• **PROBLEM TO SOLVE**
Pictures in the data below are not part of the copy; transcribe everything else exactly.

• **RECORD SET**
=====
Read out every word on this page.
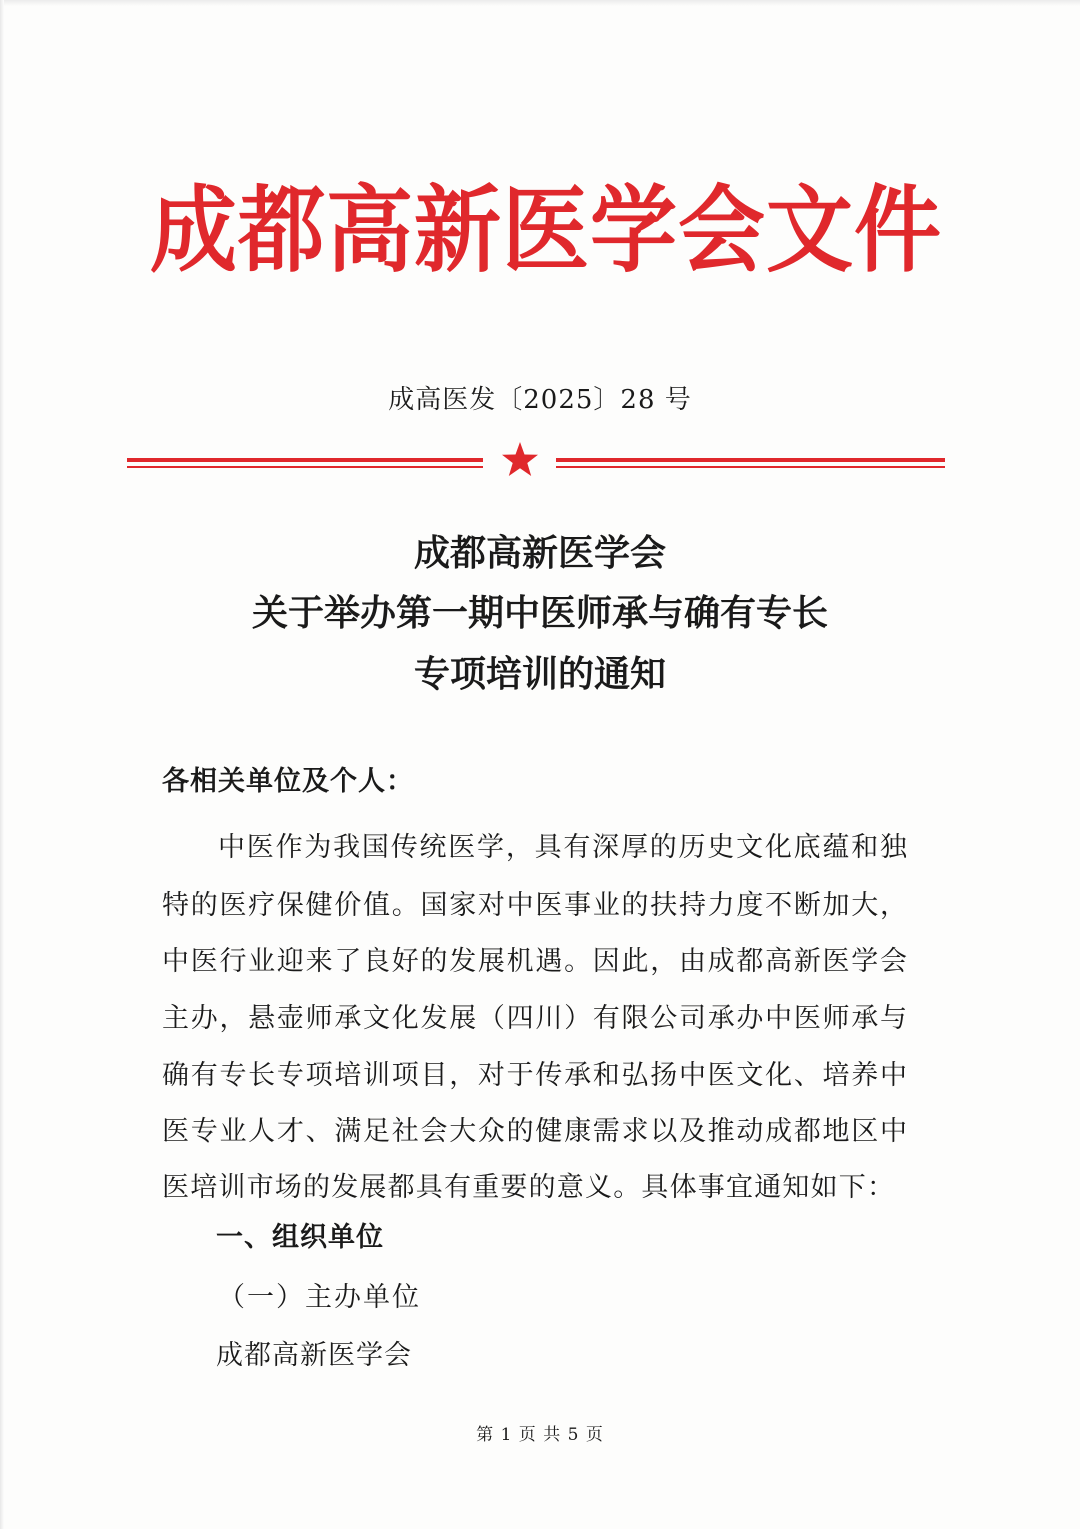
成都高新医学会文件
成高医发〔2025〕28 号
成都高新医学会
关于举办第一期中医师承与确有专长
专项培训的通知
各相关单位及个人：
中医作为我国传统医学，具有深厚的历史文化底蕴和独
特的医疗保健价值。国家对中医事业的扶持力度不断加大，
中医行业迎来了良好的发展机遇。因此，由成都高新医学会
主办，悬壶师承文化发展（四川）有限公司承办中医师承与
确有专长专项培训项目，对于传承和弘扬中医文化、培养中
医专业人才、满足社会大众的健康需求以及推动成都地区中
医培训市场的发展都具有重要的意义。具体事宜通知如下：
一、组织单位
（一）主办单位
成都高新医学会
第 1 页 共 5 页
=====
• **SOLUTION FOR THIS PROBLEM**
Read out every word on this page.
成都高新医学会文件
成高医发〔2025〕28 号
成都高新医学会
关于举办第一期中医师承与确有专长
专项培训的通知
各相关单位及个人：
中医作为我国传统医学，具有深厚的历史文化底蕴和独
特的医疗保健价值。国家对中医事业的扶持力度不断加大，
中医行业迎来了良好的发展机遇。因此，由成都高新医学会
主办，悬壶师承文化发展（四川）有限公司承办中医师承与
确有专长专项培训项目，对于传承和弘扬中医文化、培养中
医专业人才、满足社会大众的健康需求以及推动成都地区中
医培训市场的发展都具有重要的意义。具体事宜通知如下：
一、组织单位
（一）主办单位
成都高新医学会
第 1 页 共 5 页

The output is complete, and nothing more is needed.